Saved entries
==========
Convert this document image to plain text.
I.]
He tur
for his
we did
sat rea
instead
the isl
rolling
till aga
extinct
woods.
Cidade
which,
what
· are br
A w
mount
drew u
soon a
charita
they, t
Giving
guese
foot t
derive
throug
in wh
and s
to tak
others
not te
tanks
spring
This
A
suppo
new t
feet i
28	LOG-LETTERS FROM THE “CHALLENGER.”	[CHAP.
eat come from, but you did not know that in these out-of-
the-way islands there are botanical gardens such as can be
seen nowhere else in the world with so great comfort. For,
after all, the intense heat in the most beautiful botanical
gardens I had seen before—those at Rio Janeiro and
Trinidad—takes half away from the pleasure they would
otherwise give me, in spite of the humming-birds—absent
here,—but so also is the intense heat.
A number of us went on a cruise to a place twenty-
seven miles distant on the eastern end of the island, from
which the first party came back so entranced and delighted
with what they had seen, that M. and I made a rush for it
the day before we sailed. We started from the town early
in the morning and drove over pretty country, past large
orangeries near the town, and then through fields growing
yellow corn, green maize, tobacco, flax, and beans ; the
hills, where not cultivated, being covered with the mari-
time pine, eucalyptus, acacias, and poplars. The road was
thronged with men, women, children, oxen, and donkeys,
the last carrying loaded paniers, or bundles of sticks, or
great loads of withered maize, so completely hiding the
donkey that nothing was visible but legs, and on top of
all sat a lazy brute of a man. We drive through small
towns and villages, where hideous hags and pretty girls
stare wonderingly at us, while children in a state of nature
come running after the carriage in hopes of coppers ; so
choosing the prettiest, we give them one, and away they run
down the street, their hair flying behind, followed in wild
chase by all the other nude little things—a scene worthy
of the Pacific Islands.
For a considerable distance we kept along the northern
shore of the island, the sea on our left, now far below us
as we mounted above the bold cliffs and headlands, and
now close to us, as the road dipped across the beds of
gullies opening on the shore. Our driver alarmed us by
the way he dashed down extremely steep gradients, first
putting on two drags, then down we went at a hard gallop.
==========
WHAT IS NEEDED:
Give an exact copy of all the data shown above.

SOLUTION FOR THIS TASK:
Convert this document image to plain text.
I.]
He tur
for his
we did
sat rea
instead
the isl
rolling
till aga
extinct
woods.
Cidade
which,
what
· are br
A w
mount
drew u
soon a
charita
they, t
Giving
guese
foot t
derive
throug
in wh
and s
to tak
others
not te
tanks
spring
This
A
suppo
new t
feet i
28	LOG-LETTERS FROM THE “CHALLENGER.”	[CHAP.
eat come from, but you did not know that in these out-of-
the-way islands there are botanical gardens such as can be
seen nowhere else in the world with so great comfort. For,
after all, the intense heat in the most beautiful botanical
gardens I had seen before—those at Rio Janeiro and
Trinidad—takes half away from the pleasure they would
otherwise give me, in spite of the humming-birds—absent
here,—but so also is the intense heat.
A number of us went on a cruise to a place twenty-
seven miles distant on the eastern end of the island, from
which the first party came back so entranced and delighted
with what they had seen, that M. and I made a rush for it
the day before we sailed. We started from the town early
in the morning and drove over pretty country, past large
orangeries near the town, and then through fields growing
yellow corn, green maize, tobacco, flax, and beans ; the
hills, where not cultivated, being covered with the mari-
time pine, eucalyptus, acacias, and poplars. The road was
thronged with men, women, children, oxen, and donkeys,
the last carrying loaded paniers, or bundles of sticks, or
great loads of withered maize, so completely hiding the
donkey that nothing was visible but legs, and on top of
all sat a lazy brute of a man. We drive through small
towns and villages, where hideous hags and pretty girls
stare wonderingly at us, while children in a state of nature
come running after the carriage in hopes of coppers ; so
choosing the prettiest, we give them one, and away they run
down the street, their hair flying behind, followed in wild
chase by all the other nude little things—a scene worthy
of the Pacific Islands.
For a considerable distance we kept along the northern
shore of the island, the sea on our left, now far below us
as we mounted above the bold cliffs and headlands, and
now close to us, as the road dipped across the beds of
gullies opening on the shore. Our driver alarmed us by
the way he dashed down extremely steep gradients, first
putting on two drags, then down we went at a hard gallop.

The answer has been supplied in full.